Are you able to retype all the records below exactly?

_____

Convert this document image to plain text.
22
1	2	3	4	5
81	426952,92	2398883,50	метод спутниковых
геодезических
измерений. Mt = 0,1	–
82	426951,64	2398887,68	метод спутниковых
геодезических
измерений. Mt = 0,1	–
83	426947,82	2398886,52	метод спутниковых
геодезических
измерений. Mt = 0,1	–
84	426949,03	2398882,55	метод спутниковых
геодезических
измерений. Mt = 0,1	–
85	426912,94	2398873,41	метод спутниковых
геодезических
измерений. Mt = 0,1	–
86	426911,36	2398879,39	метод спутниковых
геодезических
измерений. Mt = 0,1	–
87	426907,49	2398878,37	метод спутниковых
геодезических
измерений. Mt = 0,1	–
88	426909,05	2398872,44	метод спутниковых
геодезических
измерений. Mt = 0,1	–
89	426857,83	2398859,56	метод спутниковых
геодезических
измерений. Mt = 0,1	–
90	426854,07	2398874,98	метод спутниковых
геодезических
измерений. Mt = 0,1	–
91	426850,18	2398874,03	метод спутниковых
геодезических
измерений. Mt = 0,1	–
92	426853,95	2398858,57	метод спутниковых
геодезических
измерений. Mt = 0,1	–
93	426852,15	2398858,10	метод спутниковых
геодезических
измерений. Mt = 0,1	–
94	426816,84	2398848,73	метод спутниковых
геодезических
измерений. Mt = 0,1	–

_____

__Result below__
Convert this document image to plain text.
22
1	2	3	4	5
81	426952,92	2398883,50	метод спутниковых
геодезических
измерений. Mt = 0,1	–
82	426951,64	2398887,68	метод спутниковых
геодезических
измерений. Mt = 0,1	–
83	426947,82	2398886,52	метод спутниковых
геодезических
измерений. Mt = 0,1	–
84	426949,03	2398882,55	метод спутниковых
геодезических
измерений. Mt = 0,1	–
85	426912,94	2398873,41	метод спутниковых
геодезических
измерений. Mt = 0,1	–
86	426911,36	2398879,39	метод спутниковых
геодезических
измерений. Mt = 0,1	–
87	426907,49	2398878,37	метод спутниковых
геодезических
измерений. Mt = 0,1	–
88	426909,05	2398872,44	метод спутниковых
геодезических
измерений. Mt = 0,1	–
89	426857,83	2398859,56	метод спутниковых
геодезических
измерений. Mt = 0,1	–
90	426854,07	2398874,98	метод спутниковых
геодезических
измерений. Mt = 0,1	–
91	426850,18	2398874,03	метод спутниковых
геодезических
измерений. Mt = 0,1	–
92	426853,95	2398858,57	метод спутниковых
геодезических
измерений. Mt = 0,1	–
93	426852,15	2398858,10	метод спутниковых
геодезических
измерений. Mt = 0,1	–
94	426816,84	2398848,73	метод спутниковых
геодезических
измерений. Mt = 0,1	–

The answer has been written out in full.